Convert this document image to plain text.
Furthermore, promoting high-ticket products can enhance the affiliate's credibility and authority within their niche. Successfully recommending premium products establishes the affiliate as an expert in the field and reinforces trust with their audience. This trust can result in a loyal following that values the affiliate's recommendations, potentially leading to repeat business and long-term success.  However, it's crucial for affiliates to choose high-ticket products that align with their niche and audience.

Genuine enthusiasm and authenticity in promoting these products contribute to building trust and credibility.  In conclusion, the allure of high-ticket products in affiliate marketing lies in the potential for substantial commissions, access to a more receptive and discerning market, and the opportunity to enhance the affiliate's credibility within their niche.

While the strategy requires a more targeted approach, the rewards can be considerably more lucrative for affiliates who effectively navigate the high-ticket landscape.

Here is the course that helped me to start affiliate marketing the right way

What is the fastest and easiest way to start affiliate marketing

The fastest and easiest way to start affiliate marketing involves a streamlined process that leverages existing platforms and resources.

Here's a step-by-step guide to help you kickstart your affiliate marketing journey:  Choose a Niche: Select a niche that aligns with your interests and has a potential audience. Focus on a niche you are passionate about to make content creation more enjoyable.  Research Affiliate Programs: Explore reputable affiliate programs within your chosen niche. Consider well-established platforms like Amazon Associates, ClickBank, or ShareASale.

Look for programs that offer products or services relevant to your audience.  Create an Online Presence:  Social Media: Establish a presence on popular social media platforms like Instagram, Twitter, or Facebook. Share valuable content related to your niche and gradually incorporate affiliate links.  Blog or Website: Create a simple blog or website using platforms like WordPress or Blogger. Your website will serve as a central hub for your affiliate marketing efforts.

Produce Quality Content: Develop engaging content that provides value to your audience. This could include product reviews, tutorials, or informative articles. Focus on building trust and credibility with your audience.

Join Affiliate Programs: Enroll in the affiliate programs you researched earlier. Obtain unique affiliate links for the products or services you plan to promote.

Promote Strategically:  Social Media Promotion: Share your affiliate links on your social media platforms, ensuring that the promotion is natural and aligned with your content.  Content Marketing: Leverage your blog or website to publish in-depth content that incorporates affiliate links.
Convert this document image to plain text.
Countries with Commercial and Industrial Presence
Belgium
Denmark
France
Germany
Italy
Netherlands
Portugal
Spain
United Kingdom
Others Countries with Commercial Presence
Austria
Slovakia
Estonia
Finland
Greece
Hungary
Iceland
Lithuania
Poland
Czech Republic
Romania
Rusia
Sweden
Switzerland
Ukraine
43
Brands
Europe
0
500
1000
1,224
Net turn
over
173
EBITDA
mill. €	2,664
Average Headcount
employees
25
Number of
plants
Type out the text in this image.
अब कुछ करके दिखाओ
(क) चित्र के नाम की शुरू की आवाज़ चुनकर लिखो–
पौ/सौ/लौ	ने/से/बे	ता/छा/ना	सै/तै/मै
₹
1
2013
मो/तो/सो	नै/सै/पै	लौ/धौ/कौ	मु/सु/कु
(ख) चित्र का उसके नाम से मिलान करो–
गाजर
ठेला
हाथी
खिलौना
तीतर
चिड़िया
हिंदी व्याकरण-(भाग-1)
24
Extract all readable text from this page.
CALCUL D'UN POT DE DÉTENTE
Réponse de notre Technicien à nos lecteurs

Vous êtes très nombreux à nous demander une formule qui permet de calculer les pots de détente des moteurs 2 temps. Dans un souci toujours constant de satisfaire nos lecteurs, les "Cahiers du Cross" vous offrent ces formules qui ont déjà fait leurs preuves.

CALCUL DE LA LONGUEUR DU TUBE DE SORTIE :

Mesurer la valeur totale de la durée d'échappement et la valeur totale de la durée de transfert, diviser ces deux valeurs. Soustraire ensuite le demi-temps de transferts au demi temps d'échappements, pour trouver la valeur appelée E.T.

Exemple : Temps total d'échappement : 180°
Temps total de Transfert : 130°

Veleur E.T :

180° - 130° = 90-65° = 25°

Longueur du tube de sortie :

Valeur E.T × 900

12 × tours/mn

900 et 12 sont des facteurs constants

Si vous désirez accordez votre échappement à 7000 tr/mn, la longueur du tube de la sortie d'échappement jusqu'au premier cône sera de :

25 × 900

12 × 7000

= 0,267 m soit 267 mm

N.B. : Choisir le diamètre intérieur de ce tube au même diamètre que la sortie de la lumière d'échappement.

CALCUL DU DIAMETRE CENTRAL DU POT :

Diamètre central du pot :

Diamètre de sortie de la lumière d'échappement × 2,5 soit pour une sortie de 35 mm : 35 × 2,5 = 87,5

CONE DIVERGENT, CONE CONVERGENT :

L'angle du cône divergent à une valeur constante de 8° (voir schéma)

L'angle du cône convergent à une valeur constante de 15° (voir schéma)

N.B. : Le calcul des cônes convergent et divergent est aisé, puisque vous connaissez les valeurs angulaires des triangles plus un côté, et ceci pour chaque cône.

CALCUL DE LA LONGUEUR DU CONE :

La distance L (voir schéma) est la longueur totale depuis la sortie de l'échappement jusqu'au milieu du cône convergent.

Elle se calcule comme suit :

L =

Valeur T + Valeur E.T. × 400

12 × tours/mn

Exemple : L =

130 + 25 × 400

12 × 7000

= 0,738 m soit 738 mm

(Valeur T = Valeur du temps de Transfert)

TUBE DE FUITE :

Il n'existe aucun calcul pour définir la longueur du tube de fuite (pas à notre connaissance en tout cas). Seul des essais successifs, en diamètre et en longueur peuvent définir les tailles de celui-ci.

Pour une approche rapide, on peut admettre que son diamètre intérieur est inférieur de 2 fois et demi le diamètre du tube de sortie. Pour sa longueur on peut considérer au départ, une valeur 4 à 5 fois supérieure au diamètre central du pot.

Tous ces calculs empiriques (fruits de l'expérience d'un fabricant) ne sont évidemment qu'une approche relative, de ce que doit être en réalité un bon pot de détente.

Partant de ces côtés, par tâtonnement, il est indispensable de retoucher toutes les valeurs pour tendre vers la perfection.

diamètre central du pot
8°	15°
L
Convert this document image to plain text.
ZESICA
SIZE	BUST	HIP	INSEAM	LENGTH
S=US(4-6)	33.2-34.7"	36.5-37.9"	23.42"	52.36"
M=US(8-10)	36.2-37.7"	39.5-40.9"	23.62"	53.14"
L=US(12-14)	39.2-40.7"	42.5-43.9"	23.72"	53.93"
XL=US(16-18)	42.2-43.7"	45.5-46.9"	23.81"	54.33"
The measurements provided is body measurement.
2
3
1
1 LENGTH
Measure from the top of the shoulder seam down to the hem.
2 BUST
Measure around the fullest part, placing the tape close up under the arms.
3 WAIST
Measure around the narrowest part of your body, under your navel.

□ □ □ □ □ □ □

PROBLEM - Retype the records that precede this task, keeping them exactly the same.

COMPLETED TASK -
Convert this document image to plain text.
Furthermore, promoting high-ticket products can enhance the affiliate's credibility and authority within their niche. Successfully recommending premium products establishes the affiliate as an expert in the field and reinforces trust with their audience. This trust can result in a loyal following that values the affiliate's recommendations, potentially leading to repeat business and long-term success.  However, it's crucial for affiliates to choose high-ticket products that align with their niche and audience.

Genuine enthusiasm and authenticity in promoting these products contribute to building trust and credibility.  In conclusion, the allure of high-ticket products in affiliate marketing lies in the potential for substantial commissions, access to a more receptive and discerning market, and the opportunity to enhance the affiliate's credibility within their niche.

While the strategy requires a more targeted approach, the rewards can be considerably more lucrative for affiliates who effectively navigate the high-ticket landscape.

Here is the course that helped me to start affiliate marketing the right way

What is the fastest and easiest way to start affiliate marketing

The fastest and easiest way to start affiliate marketing involves a streamlined process that leverages existing platforms and resources.

Here's a step-by-step guide to help you kickstart your affiliate marketing journey:  Choose a Niche: Select a niche that aligns with your interests and has a potential audience. Focus on a niche you are passionate about to make content creation more enjoyable.  Research Affiliate Programs: Explore reputable affiliate programs within your chosen niche. Consider well-established platforms like Amazon Associates, ClickBank, or ShareASale.

Look for programs that offer products or services relevant to your audience.  Create an Online Presence:  Social Media: Establish a presence on popular social media platforms like Instagram, Twitter, or Facebook. Share valuable content related to your niche and gradually incorporate affiliate links.  Blog or Website: Create a simple blog or website using platforms like WordPress or Blogger. Your website will serve as a central hub for your affiliate marketing efforts.

Produce Quality Content: Develop engaging content that provides value to your audience. This could include product reviews, tutorials, or informative articles. Focus on building trust and credibility with your audience.

Join Affiliate Programs: Enroll in the affiliate programs you researched earlier. Obtain unique affiliate links for the products or services you plan to promote.

Promote Strategically:  Social Media Promotion: Share your affiliate links on your social media platforms, ensuring that the promotion is natural and aligned with your content.  Content Marketing: Leverage your blog or website to publish in-depth content that incorporates affiliate links.
Convert this document image to plain text.
Countries with Commercial and Industrial Presence
Belgium
Denmark
France
Germany
Italy
Netherlands
Portugal
Spain
United Kingdom
Others Countries with Commercial Presence
Austria
Slovakia
Estonia
Finland
Greece
Hungary
Iceland
Lithuania
Poland
Czech Republic
Romania
Rusia
Sweden
Switzerland
Ukraine
43
Brands
Europe
0
500
1000
1,224
Net turn
over
173
EBITDA
mill. €	2,664
Average Headcount
employees
25
Number of
plants
Type out the text in this image.
अब कुछ करके दिखाओ
(क) चित्र के नाम की शुरू की आवाज़ चुनकर लिखो–
पौ/सौ/लौ	ने/से/बे	ता/छा/ना	सै/तै/मै
₹
1
2013
मो/तो/सो	नै/सै/पै	लौ/धौ/कौ	मु/सु/कु
(ख) चित्र का उसके नाम से मिलान करो–
गाजर
ठेला
हाथी
खिलौना
तीतर
चिड़िया
हिंदी व्याकरण-(भाग-1)
24
Extract all readable text from this page.
CALCUL D'UN POT DE DÉTENTE
Réponse de notre Technicien à nos lecteurs

Vous êtes très nombreux à nous demander une formule qui permet de calculer les pots de détente des moteurs 2 temps. Dans un souci toujours constant de satisfaire nos lecteurs, les "Cahiers du Cross" vous offrent ces formules qui ont déjà fait leurs preuves.

CALCUL DE LA LONGUEUR DU TUBE DE SORTIE :

Mesurer la valeur totale de la durée d'échappement et la valeur totale de la durée de transfert, diviser ces deux valeurs. Soustraire ensuite le demi-temps de transferts au demi temps d'échappements, pour trouver la valeur appelée E.T.

Exemple : Temps total d'échappement : 180°
Temps total de Transfert : 130°

Veleur E.T :

180° - 130° = 90-65° = 25°

Longueur du tube de sortie :

Valeur E.T × 900

12 × tours/mn

900 et 12 sont des facteurs constants

Si vous désirez accordez votre échappement à 7000 tr/mn, la longueur du tube de la sortie d'échappement jusqu'au premier cône sera de :

25 × 900

12 × 7000

= 0,267 m soit 267 mm

N.B. : Choisir le diamètre intérieur de ce tube au même diamètre que la sortie de la lumière d'échappement.

CALCUL DU DIAMETRE CENTRAL DU POT :

Diamètre central du pot :

Diamètre de sortie de la lumière d'échappement × 2,5 soit pour une sortie de 35 mm : 35 × 2,5 = 87,5

CONE DIVERGENT, CONE CONVERGENT :

L'angle du cône divergent à une valeur constante de 8° (voir schéma)

L'angle du cône convergent à une valeur constante de 15° (voir schéma)

N.B. : Le calcul des cônes convergent et divergent est aisé, puisque vous connaissez les valeurs angulaires des triangles plus un côté, et ceci pour chaque cône.

CALCUL DE LA LONGUEUR DU CONE :

La distance L (voir schéma) est la longueur totale depuis la sortie de l'échappement jusqu'au milieu du cône convergent.

Elle se calcule comme suit :

L =

Valeur T + Valeur E.T. × 400

12 × tours/mn

Exemple : L =

130 + 25 × 400

12 × 7000

= 0,738 m soit 738 mm

(Valeur T = Valeur du temps de Transfert)

TUBE DE FUITE :

Il n'existe aucun calcul pour définir la longueur du tube de fuite (pas à notre connaissance en tout cas). Seul des essais successifs, en diamètre et en longueur peuvent définir les tailles de celui-ci.

Pour une approche rapide, on peut admettre que son diamètre intérieur est inférieur de 2 fois et demi le diamètre du tube de sortie. Pour sa longueur on peut considérer au départ, une valeur 4 à 5 fois supérieure au diamètre central du pot.

Tous ces calculs empiriques (fruits de l'expérience d'un fabricant) ne sont évidemment qu'une approche relative, de ce que doit être en réalité un bon pot de détente.

Partant de ces côtés, par tâtonnement, il est indispensable de retoucher toutes les valeurs pour tendre vers la perfection.

diamètre central du pot
8°	15°
L
Convert this document image to plain text.
ZESICA
SIZE	BUST	HIP	INSEAM	LENGTH
S=US(4-6)	33.2-34.7"	36.5-37.9"	23.42"	52.36"
M=US(8-10)	36.2-37.7"	39.5-40.9"	23.62"	53.14"
L=US(12-14)	39.2-40.7"	42.5-43.9"	23.72"	53.93"
XL=US(16-18)	42.2-43.7"	45.5-46.9"	23.81"	54.33"
The measurements provided is body measurement.
2
3
1
1 LENGTH
Measure from the top of the shoulder seam down to the hem.
2 BUST
Measure around the fullest part, placing the tape close up under the arms.
3 WAIST
Measure around the narrowest part of your body, under your navel.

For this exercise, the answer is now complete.